Print, unchanged, the stretch of the records from the very beginning through the line containing "list-item-8: 8. (68, 298, 81, 313)", including that line.

▬▬▬

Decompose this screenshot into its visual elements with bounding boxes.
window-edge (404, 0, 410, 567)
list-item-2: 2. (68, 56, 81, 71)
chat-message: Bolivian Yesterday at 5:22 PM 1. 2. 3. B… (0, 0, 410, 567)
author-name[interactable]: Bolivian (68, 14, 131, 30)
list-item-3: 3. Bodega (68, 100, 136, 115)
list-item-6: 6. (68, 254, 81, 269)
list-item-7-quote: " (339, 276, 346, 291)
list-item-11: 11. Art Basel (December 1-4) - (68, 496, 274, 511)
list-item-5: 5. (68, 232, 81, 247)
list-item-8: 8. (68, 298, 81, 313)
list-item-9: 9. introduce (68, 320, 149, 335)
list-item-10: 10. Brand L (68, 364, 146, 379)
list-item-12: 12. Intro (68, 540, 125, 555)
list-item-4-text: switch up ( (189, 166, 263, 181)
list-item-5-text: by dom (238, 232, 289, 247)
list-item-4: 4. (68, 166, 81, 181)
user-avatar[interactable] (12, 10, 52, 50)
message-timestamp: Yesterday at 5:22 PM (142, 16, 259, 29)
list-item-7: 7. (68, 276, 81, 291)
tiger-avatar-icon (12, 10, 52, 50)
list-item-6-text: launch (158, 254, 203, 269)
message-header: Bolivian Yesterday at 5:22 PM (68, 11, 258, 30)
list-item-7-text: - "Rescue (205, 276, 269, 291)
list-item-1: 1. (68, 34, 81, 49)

▬▬▬

Finished exercise —
Decompose this screenshot into its visual elements with bounding boxes.
window-edge (404, 0, 410, 567)
list-item-2: 2. (68, 56, 81, 71)
chat-message: Bolivian Yesterday at 5:22 PM 1. 2. 3. B… (0, 0, 410, 567)
author-name[interactable]: Bolivian (68, 14, 131, 30)
list-item-3: 3. Bodega (68, 100, 136, 115)
list-item-6: 6. (68, 254, 81, 269)
list-item-7-quote: " (339, 276, 346, 291)
list-item-11: 11. Art Basel (December 1-4) - (68, 496, 274, 511)
list-item-5: 5. (68, 232, 81, 247)
list-item-8: 8. (68, 298, 81, 313)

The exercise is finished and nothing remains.